(Chart and figure data)
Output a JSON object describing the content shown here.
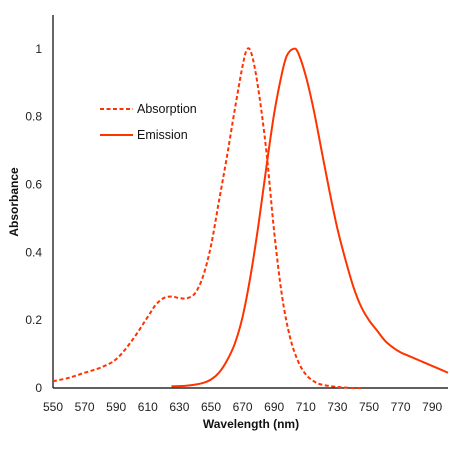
{
  "chart_data": {
    "type": "line",
    "title": "",
    "xlabel": "Wavelength (nm)",
    "ylabel": "Absorbance",
    "xlim": [
      550,
      800
    ],
    "ylim": [
      0,
      1.1
    ],
    "x_ticks": [
      "550",
      "570",
      "590",
      "610",
      "630",
      "650",
      "670",
      "690",
      "710",
      "730",
      "750",
      "770",
      "790"
    ],
    "y_ticks": [
      "0",
      "0.2",
      "0.4",
      "0.6",
      "0.8",
      "1"
    ],
    "grid": false,
    "legend_position": "upper-left",
    "colors": {
      "series": "#FF3300",
      "axis": "#000000"
    },
    "series": [
      {
        "name": "Absorption",
        "style": "dashed",
        "points": [
          [
            550,
            0.02
          ],
          [
            560,
            0.03
          ],
          [
            570,
            0.045
          ],
          [
            580,
            0.06
          ],
          [
            590,
            0.085
          ],
          [
            600,
            0.14
          ],
          [
            610,
            0.21
          ],
          [
            615,
            0.245
          ],
          [
            620,
            0.265
          ],
          [
            625,
            0.27
          ],
          [
            630,
            0.265
          ],
          [
            635,
            0.265
          ],
          [
            640,
            0.28
          ],
          [
            645,
            0.33
          ],
          [
            650,
            0.42
          ],
          [
            655,
            0.55
          ],
          [
            660,
            0.68
          ],
          [
            665,
            0.82
          ],
          [
            670,
            0.95
          ],
          [
            673,
            1.0
          ],
          [
            676,
            0.98
          ],
          [
            680,
            0.88
          ],
          [
            685,
            0.7
          ],
          [
            690,
            0.46
          ],
          [
            695,
            0.27
          ],
          [
            700,
            0.15
          ],
          [
            705,
            0.08
          ],
          [
            710,
            0.04
          ],
          [
            715,
            0.02
          ],
          [
            720,
            0.01
          ],
          [
            730,
            0.003
          ],
          [
            740,
            0.0
          ],
          [
            745,
            0.0
          ]
        ]
      },
      {
        "name": "Emission",
        "style": "solid",
        "points": [
          [
            625,
            0.005
          ],
          [
            635,
            0.007
          ],
          [
            645,
            0.015
          ],
          [
            650,
            0.025
          ],
          [
            655,
            0.045
          ],
          [
            660,
            0.08
          ],
          [
            665,
            0.13
          ],
          [
            670,
            0.21
          ],
          [
            675,
            0.33
          ],
          [
            680,
            0.48
          ],
          [
            685,
            0.65
          ],
          [
            690,
            0.81
          ],
          [
            695,
            0.93
          ],
          [
            698,
            0.98
          ],
          [
            702,
            1.0
          ],
          [
            705,
            0.99
          ],
          [
            710,
            0.92
          ],
          [
            715,
            0.82
          ],
          [
            720,
            0.7
          ],
          [
            725,
            0.58
          ],
          [
            730,
            0.47
          ],
          [
            735,
            0.38
          ],
          [
            740,
            0.3
          ],
          [
            745,
            0.24
          ],
          [
            750,
            0.2
          ],
          [
            755,
            0.17
          ],
          [
            760,
            0.14
          ],
          [
            765,
            0.12
          ],
          [
            770,
            0.105
          ],
          [
            775,
            0.095
          ],
          [
            780,
            0.085
          ],
          [
            785,
            0.075
          ],
          [
            790,
            0.065
          ],
          [
            795,
            0.055
          ],
          [
            800,
            0.045
          ]
        ]
      }
    ]
  }
}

> SET EXERCISE
All of the material above is to be copied exactly, except for its images.

> ANSWER TO THE EXERCISE
Output a JSON object describing the content shown here.
{
  "chart_data": {
    "type": "line",
    "title": "",
    "xlabel": "Wavelength (nm)",
    "ylabel": "Absorbance",
    "xlim": [
      550,
      800
    ],
    "ylim": [
      0,
      1.1
    ],
    "x_ticks": [
      "550",
      "570",
      "590",
      "610",
      "630",
      "650",
      "670",
      "690",
      "710",
      "730",
      "750",
      "770",
      "790"
    ],
    "y_ticks": [
      "0",
      "0.2",
      "0.4",
      "0.6",
      "0.8",
      "1"
    ],
    "grid": false,
    "legend_position": "upper-left",
    "colors": {
      "series": "#FF3300",
      "axis": "#000000"
    },
    "series": [
      {
        "name": "Absorption",
        "style": "dashed",
        "points": [
          [
            550,
            0.02
          ],
          [
            560,
            0.03
          ],
          [
            570,
            0.045
          ],
          [
            580,
            0.06
          ],
          [
            590,
            0.085
          ],
          [
            600,
            0.14
          ],
          [
            610,
            0.21
          ],
          [
            615,
            0.245
          ],
          [
            620,
            0.265
          ],
          [
            625,
            0.27
          ],
          [
            630,
            0.265
          ],
          [
            635,
            0.265
          ],
          [
            640,
            0.28
          ],
          [
            645,
            0.33
          ],
          [
            650,
            0.42
          ],
          [
            655,
            0.55
          ],
          [
            660,
            0.68
          ],
          [
            665,
            0.82
          ],
          [
            670,
            0.95
          ],
          [
            673,
            1.0
          ],
          [
            676,
            0.98
          ],
          [
            680,
            0.88
          ],
          [
            685,
            0.7
          ],
          [
            690,
            0.46
          ],
          [
            695,
            0.27
          ],
          [
            700,
            0.15
          ],
          [
            705,
            0.08
          ],
          [
            710,
            0.04
          ],
          [
            715,
            0.02
          ],
          [
            720,
            0.01
          ],
          [
            730,
            0.003
          ],
          [
            740,
            0.0
          ],
          [
            745,
            0.0
          ]
        ]
      },
      {
        "name": "Emission",
        "style": "solid",
        "points": [
          [
            625,
            0.005
          ],
          [
            635,
            0.007
          ],
          [
            645,
            0.015
          ],
          [
            650,
            0.025
          ],
          [
            655,
            0.045
          ],
          [
            660,
            0.08
          ],
          [
            665,
            0.13
          ],
          [
            670,
            0.21
          ],
          [
            675,
            0.33
          ],
          [
            680,
            0.48
          ],
          [
            685,
            0.65
          ],
          [
            690,
            0.81
          ],
          [
            695,
            0.93
          ],
          [
            698,
            0.98
          ],
          [
            702,
            1.0
          ],
          [
            705,
            0.99
          ],
          [
            710,
            0.92
          ],
          [
            715,
            0.82
          ],
          [
            720,
            0.7
          ],
          [
            725,
            0.58
          ],
          [
            730,
            0.47
          ],
          [
            735,
            0.38
          ],
          [
            740,
            0.3
          ],
          [
            745,
            0.24
          ],
          [
            750,
            0.2
          ],
          [
            755,
            0.17
          ],
          [
            760,
            0.14
          ],
          [
            765,
            0.12
          ],
          [
            770,
            0.105
          ],
          [
            775,
            0.095
          ],
          [
            780,
            0.085
          ],
          [
            785,
            0.075
          ],
          [
            790,
            0.065
          ],
          [
            795,
            0.055
          ],
          [
            800,
            0.045
          ]
        ]
      }
    ]
  }
}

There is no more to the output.